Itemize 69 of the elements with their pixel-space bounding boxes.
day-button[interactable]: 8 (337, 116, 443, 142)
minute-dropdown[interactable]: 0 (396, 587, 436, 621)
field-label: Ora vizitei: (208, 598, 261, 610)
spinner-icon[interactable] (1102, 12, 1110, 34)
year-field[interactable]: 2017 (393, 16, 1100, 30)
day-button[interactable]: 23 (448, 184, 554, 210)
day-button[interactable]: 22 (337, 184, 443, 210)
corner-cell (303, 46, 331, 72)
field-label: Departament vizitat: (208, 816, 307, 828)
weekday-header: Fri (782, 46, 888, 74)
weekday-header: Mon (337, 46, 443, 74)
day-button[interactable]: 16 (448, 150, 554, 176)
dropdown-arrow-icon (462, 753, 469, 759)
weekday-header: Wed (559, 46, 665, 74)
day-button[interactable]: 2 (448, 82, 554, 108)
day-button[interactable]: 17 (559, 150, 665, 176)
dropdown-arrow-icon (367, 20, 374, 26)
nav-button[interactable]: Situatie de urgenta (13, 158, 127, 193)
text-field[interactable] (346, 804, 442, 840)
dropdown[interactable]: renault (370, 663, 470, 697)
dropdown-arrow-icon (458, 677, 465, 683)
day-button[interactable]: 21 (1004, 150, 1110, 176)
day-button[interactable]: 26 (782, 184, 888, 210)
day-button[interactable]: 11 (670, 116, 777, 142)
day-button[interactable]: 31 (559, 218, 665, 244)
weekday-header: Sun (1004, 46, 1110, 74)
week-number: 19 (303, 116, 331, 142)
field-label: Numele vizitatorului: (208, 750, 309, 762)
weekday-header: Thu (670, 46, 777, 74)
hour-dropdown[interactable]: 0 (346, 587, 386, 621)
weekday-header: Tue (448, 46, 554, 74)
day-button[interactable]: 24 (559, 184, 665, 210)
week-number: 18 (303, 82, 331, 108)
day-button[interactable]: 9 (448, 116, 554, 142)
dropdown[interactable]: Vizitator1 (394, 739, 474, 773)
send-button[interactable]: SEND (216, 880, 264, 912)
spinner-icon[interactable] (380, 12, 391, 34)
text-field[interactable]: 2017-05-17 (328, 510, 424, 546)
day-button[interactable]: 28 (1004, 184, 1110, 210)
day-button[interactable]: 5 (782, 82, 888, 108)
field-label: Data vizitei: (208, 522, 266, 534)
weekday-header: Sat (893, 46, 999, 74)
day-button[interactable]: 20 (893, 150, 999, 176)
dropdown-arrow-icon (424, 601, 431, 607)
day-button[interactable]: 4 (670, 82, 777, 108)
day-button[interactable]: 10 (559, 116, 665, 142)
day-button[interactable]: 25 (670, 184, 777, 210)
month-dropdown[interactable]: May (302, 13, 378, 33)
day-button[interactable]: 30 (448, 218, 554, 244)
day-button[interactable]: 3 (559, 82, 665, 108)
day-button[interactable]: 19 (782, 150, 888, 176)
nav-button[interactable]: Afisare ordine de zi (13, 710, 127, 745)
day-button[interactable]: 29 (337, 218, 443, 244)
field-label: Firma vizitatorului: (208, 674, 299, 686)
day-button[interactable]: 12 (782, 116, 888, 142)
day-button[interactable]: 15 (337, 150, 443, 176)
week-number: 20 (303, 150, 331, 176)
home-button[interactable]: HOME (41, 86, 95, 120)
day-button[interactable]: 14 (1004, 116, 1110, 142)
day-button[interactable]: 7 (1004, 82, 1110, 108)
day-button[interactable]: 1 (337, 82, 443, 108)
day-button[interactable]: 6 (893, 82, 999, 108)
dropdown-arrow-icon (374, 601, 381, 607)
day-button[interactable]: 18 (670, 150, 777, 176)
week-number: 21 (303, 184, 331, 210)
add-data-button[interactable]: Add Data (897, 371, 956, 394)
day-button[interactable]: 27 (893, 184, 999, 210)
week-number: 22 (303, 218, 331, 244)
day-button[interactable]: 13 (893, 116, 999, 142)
= = =
§ What is asked:
Present the lines of every item above as a numbered list, omitting any blank lines.

§ Response:
1. Itemize 69 of the elements with their pixel-space bounding boxes.
2. day-button[interactable]: 8 (337, 116, 443, 142)
3. minute-dropdown[interactable]: 0 (396, 587, 436, 621)
4. field-label: Ora vizitei: (208, 598, 261, 610)
5. spinner-icon[interactable] (1102, 12, 1110, 34)
6. year-field[interactable]: 2017 (393, 16, 1100, 30)
7. day-button[interactable]: 23 (448, 184, 554, 210)
8. day-button[interactable]: 22 (337, 184, 443, 210)
9. corner-cell (303, 46, 331, 72)
10. field-label: Departament vizitat: (208, 816, 307, 828)
11. weekday-header: Fri (782, 46, 888, 74)
12. weekday-header: Mon (337, 46, 443, 74)
13. day-button[interactable]: 16 (448, 150, 554, 176)
14. dropdown-arrow-icon (462, 753, 469, 759)
15. weekday-header: Wed (559, 46, 665, 74)
16. day-button[interactable]: 2 (448, 82, 554, 108)
17. day-button[interactable]: 17 (559, 150, 665, 176)
18. dropdown-arrow-icon (367, 20, 374, 26)
19. nav-button[interactable]: Situatie de urgenta (13, 158, 127, 193)
20. text-field[interactable] (346, 804, 442, 840)
21. dropdown[interactable]: renault (370, 663, 470, 697)
22. dropdown-arrow-icon (458, 677, 465, 683)
23. day-button[interactable]: 21 (1004, 150, 1110, 176)
24. day-button[interactable]: 26 (782, 184, 888, 210)
25. day-button[interactable]: 11 (670, 116, 777, 142)
26. day-button[interactable]: 31 (559, 218, 665, 244)
27. weekday-header: Sun (1004, 46, 1110, 74)
28. week-number: 19 (303, 116, 331, 142)
29. field-label: Numele vizitatorului: (208, 750, 309, 762)
30. weekday-header: Thu (670, 46, 777, 74)
31. hour-dropdown[interactable]: 0 (346, 587, 386, 621)
32. weekday-header: Tue (448, 46, 554, 74)
33. day-button[interactable]: 24 (559, 184, 665, 210)
34. week-number: 18 (303, 82, 331, 108)
35. day-button[interactable]: 9 (448, 116, 554, 142)
36. dropdown[interactable]: Vizitator1 (394, 739, 474, 773)
37. send-button[interactable]: SEND (216, 880, 264, 912)
38. spinner-icon[interactable] (380, 12, 391, 34)
39. text-field[interactable]: 2017-05-17 (328, 510, 424, 546)
40. day-button[interactable]: 28 (1004, 184, 1110, 210)
41. day-button[interactable]: 5 (782, 82, 888, 108)
42. field-label: Data vizitei: (208, 522, 266, 534)
43. weekday-header: Sat (893, 46, 999, 74)
44. day-button[interactable]: 20 (893, 150, 999, 176)
45. dropdown-arrow-icon (424, 601, 431, 607)
46. day-button[interactable]: 4 (670, 82, 777, 108)
47. day-button[interactable]: 10 (559, 116, 665, 142)
48. day-button[interactable]: 25 (670, 184, 777, 210)
49. month-dropdown[interactable]: May (302, 13, 378, 33)
50. day-button[interactable]: 30 (448, 218, 554, 244)
51. day-button[interactable]: 3 (559, 82, 665, 108)
52. day-button[interactable]: 19 (782, 150, 888, 176)
53. nav-button[interactable]: Afisare ordine de zi (13, 710, 127, 745)
54. day-button[interactable]: 29 (337, 218, 443, 244)
55. field-label: Firma vizitatorului: (208, 674, 299, 686)
56. day-button[interactable]: 12 (782, 116, 888, 142)
57. day-button[interactable]: 15 (337, 150, 443, 176)
58. week-number: 20 (303, 150, 331, 176)
59. home-button[interactable]: HOME (41, 86, 95, 120)
60. day-button[interactable]: 14 (1004, 116, 1110, 142)
61. day-button[interactable]: 7 (1004, 82, 1110, 108)
62. day-button[interactable]: 1 (337, 82, 443, 108)
63. day-button[interactable]: 6 (893, 82, 999, 108)
64. dropdown-arrow-icon (374, 601, 381, 607)
65. day-button[interactable]: 18 (670, 150, 777, 176)
66. week-number: 21 (303, 184, 331, 210)
67. add-data-button[interactable]: Add Data (897, 371, 956, 394)
68. day-button[interactable]: 27 (893, 184, 999, 210)
69. week-number: 22 (303, 218, 331, 244)
70. day-button[interactable]: 13 (893, 116, 999, 142)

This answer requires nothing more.